'''

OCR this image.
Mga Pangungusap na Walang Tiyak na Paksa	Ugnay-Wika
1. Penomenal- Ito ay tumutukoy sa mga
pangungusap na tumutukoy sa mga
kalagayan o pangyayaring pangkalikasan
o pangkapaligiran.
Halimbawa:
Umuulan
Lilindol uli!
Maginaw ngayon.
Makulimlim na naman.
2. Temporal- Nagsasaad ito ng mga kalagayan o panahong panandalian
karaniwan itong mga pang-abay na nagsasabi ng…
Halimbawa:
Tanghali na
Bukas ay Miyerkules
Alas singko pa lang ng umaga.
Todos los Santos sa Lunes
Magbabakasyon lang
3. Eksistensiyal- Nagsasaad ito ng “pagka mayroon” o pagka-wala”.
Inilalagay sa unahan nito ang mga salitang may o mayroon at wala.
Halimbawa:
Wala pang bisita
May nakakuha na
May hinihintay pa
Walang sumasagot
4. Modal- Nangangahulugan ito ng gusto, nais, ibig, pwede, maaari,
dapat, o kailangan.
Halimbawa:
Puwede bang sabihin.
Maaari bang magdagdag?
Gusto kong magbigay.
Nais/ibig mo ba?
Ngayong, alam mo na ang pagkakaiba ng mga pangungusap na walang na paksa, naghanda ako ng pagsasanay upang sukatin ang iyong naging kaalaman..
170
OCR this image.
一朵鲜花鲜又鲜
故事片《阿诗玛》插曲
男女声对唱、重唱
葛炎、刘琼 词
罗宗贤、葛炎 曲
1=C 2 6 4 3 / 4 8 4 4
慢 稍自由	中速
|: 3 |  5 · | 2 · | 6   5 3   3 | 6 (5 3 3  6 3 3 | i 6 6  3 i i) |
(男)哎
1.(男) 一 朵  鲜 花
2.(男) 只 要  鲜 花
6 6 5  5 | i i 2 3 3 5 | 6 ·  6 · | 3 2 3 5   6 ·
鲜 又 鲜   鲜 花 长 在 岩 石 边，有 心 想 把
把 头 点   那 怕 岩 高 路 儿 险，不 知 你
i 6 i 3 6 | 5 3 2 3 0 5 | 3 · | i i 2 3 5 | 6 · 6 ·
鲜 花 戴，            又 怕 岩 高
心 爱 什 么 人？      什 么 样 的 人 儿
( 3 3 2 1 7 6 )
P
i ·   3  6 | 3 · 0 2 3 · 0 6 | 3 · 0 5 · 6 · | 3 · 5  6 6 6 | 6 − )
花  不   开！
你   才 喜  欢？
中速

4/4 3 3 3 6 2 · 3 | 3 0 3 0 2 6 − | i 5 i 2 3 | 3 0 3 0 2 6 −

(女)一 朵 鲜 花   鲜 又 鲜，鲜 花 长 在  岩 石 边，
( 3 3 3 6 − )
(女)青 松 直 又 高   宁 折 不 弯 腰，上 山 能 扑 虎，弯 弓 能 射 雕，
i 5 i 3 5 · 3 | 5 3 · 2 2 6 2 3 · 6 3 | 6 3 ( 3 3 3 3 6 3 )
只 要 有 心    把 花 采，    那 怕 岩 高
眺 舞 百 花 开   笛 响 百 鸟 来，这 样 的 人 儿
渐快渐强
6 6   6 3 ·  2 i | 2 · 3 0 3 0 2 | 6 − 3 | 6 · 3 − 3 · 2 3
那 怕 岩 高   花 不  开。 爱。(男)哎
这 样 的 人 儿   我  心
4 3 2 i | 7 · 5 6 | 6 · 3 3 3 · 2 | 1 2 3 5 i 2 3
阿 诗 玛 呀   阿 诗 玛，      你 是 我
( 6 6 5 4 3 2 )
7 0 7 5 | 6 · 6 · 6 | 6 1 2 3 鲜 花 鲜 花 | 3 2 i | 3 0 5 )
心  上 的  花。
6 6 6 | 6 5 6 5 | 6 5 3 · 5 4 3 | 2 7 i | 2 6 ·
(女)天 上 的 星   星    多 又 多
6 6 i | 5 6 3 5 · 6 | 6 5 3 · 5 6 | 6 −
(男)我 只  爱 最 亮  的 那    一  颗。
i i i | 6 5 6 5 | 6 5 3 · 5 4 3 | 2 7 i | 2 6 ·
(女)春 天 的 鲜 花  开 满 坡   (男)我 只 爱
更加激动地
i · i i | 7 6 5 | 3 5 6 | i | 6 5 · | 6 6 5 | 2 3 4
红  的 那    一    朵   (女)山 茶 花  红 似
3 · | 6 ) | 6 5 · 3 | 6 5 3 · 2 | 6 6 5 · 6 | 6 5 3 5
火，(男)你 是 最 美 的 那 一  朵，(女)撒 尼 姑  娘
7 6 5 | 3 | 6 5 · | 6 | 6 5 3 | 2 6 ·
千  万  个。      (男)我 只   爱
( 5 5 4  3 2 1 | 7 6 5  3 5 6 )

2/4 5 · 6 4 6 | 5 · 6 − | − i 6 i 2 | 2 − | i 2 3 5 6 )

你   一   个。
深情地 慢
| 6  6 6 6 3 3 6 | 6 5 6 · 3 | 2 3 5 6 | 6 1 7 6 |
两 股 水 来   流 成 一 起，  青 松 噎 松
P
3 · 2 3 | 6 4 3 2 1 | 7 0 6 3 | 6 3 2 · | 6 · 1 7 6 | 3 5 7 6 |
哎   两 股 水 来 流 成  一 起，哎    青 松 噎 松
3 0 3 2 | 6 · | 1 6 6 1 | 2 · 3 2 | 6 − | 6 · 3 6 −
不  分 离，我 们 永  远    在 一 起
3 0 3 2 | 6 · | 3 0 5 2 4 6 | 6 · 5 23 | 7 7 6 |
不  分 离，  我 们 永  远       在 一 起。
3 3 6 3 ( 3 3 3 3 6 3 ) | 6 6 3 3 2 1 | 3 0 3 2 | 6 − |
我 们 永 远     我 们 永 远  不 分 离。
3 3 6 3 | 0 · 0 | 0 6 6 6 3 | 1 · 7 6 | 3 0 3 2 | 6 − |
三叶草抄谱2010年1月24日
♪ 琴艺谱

'''

▸ **DIRECTIONS FOR THIS TASK**
Repeat the records above exactly, leaving none out.

▸ **ANSWER IN FULL**
OCR this image.
Mga Pangungusap na Walang Tiyak na Paksa	Ugnay-Wika
1. Penomenal- Ito ay tumutukoy sa mga
pangungusap na tumutukoy sa mga
kalagayan o pangyayaring pangkalikasan
o pangkapaligiran.
Halimbawa:
Umuulan
Lilindol uli!
Maginaw ngayon.
Makulimlim na naman.
2. Temporal- Nagsasaad ito ng mga kalagayan o panahong panandalian
karaniwan itong mga pang-abay na nagsasabi ng…
Halimbawa:
Tanghali na
Bukas ay Miyerkules
Alas singko pa lang ng umaga.
Todos los Santos sa Lunes
Magbabakasyon lang
3. Eksistensiyal- Nagsasaad ito ng “pagka mayroon” o pagka-wala”.
Inilalagay sa unahan nito ang mga salitang may o mayroon at wala.
Halimbawa:
Wala pang bisita
May nakakuha na
May hinihintay pa
Walang sumasagot
4. Modal- Nangangahulugan ito ng gusto, nais, ibig, pwede, maaari,
dapat, o kailangan.
Halimbawa:
Puwede bang sabihin.
Maaari bang magdagdag?
Gusto kong magbigay.
Nais/ibig mo ba?
Ngayong, alam mo na ang pagkakaiba ng mga pangungusap na walang na paksa, naghanda ako ng pagsasanay upang sukatin ang iyong naging kaalaman..
170
OCR this image.
一朵鲜花鲜又鲜
故事片《阿诗玛》插曲
男女声对唱、重唱
葛炎、刘琼 词
罗宗贤、葛炎 曲
1=C 2 6 4 3 / 4 8 4 4
慢 稍自由	中速
|: 3 |  5 · | 2 · | 6   5 3   3 | 6 (5 3 3  6 3 3 | i 6 6  3 i i) |
(男)哎
1.(男) 一 朵  鲜 花
2.(男) 只 要  鲜 花
6 6 5  5 | i i 2 3 3 5 | 6 ·  6 · | 3 2 3 5   6 ·
鲜 又 鲜   鲜 花 长 在 岩 石 边，有 心 想 把
把 头 点   那 怕 岩 高 路 儿 险，不 知 你
i 6 i 3 6 | 5 3 2 3 0 5 | 3 · | i i 2 3 5 | 6 · 6 ·
鲜 花 戴，            又 怕 岩 高
心 爱 什 么 人？      什 么 样 的 人 儿
( 3 3 2 1 7 6 )
P
i ·   3  6 | 3 · 0 2 3 · 0 6 | 3 · 0 5 · 6 · | 3 · 5  6 6 6 | 6 − )
花  不   开！
你   才 喜  欢？
中速

4/4 3 3 3 6 2 · 3 | 3 0 3 0 2 6 − | i 5 i 2 3 | 3 0 3 0 2 6 −

(女)一 朵 鲜 花   鲜 又 鲜，鲜 花 长 在  岩 石 边，
( 3 3 3 6 − )
(女)青 松 直 又 高   宁 折 不 弯 腰，上 山 能 扑 虎，弯 弓 能 射 雕，
i 5 i 3 5 · 3 | 5 3 · 2 2 6 2 3 · 6 3 | 6 3 ( 3 3 3 3 6 3 )
只 要 有 心    把 花 采，    那 怕 岩 高
眺 舞 百 花 开   笛 响 百 鸟 来，这 样 的 人 儿
渐快渐强
6 6   6 3 ·  2 i | 2 · 3 0 3 0 2 | 6 − 3 | 6 · 3 − 3 · 2 3
那 怕 岩 高   花 不  开。 爱。(男)哎
这 样 的 人 儿   我  心
4 3 2 i | 7 · 5 6 | 6 · 3 3 3 · 2 | 1 2 3 5 i 2 3
阿 诗 玛 呀   阿 诗 玛，      你 是 我
( 6 6 5 4 3 2 )
7 0 7 5 | 6 · 6 · 6 | 6 1 2 3 鲜 花 鲜 花 | 3 2 i | 3 0 5 )
心  上 的  花。
6 6 6 | 6 5 6 5 | 6 5 3 · 5 4 3 | 2 7 i | 2 6 ·
(女)天 上 的 星   星    多 又 多
6 6 i | 5 6 3 5 · 6 | 6 5 3 · 5 6 | 6 −
(男)我 只  爱 最 亮  的 那    一  颗。
i i i | 6 5 6 5 | 6 5 3 · 5 4 3 | 2 7 i | 2 6 ·
(女)春 天 的 鲜 花  开 满 坡   (男)我 只 爱
更加激动地
i · i i | 7 6 5 | 3 5 6 | i | 6 5 · | 6 6 5 | 2 3 4
红  的 那    一    朵   (女)山 茶 花  红 似
3 · | 6 ) | 6 5 · 3 | 6 5 3 · 2 | 6 6 5 · 6 | 6 5 3 5
火，(男)你 是 最 美 的 那 一  朵，(女)撒 尼 姑  娘
7 6 5 | 3 | 6 5 · | 6 | 6 5 3 | 2 6 ·
千  万  个。      (男)我 只   爱
( 5 5 4  3 2 1 | 7 6 5  3 5 6 )

2/4 5 · 6 4 6 | 5 · 6 − | − i 6 i 2 | 2 − | i 2 3 5 6 )

你   一   个。
深情地 慢
| 6  6 6 6 3 3 6 | 6 5 6 · 3 | 2 3 5 6 | 6 1 7 6 |
两 股 水 来   流 成 一 起，  青 松 噎 松
P
3 · 2 3 | 6 4 3 2 1 | 7 0 6 3 | 6 3 2 · | 6 · 1 7 6 | 3 5 7 6 |
哎   两 股 水 来 流 成  一 起，哎    青 松 噎 松
3 0 3 2 | 6 · | 1 6 6 1 | 2 · 3 2 | 6 − | 6 · 3 6 −
不  分 离，我 们 永  远    在 一 起
3 0 3 2 | 6 · | 3 0 5 2 4 6 | 6 · 5 23 | 7 7 6 |
不  分 离，  我 们 永  远       在 一 起。
3 3 6 3 ( 3 3 3 3 6 3 ) | 6 6 3 3 2 1 | 3 0 3 2 | 6 − |
我 们 永 远     我 们 永 远  不 分 离。
3 3 6 3 | 0 · 0 | 0 6 6 6 3 | 1 · 7 6 | 3 0 3 2 | 6 − |
三叶草抄谱2010年1月24日
♪ 琴艺谱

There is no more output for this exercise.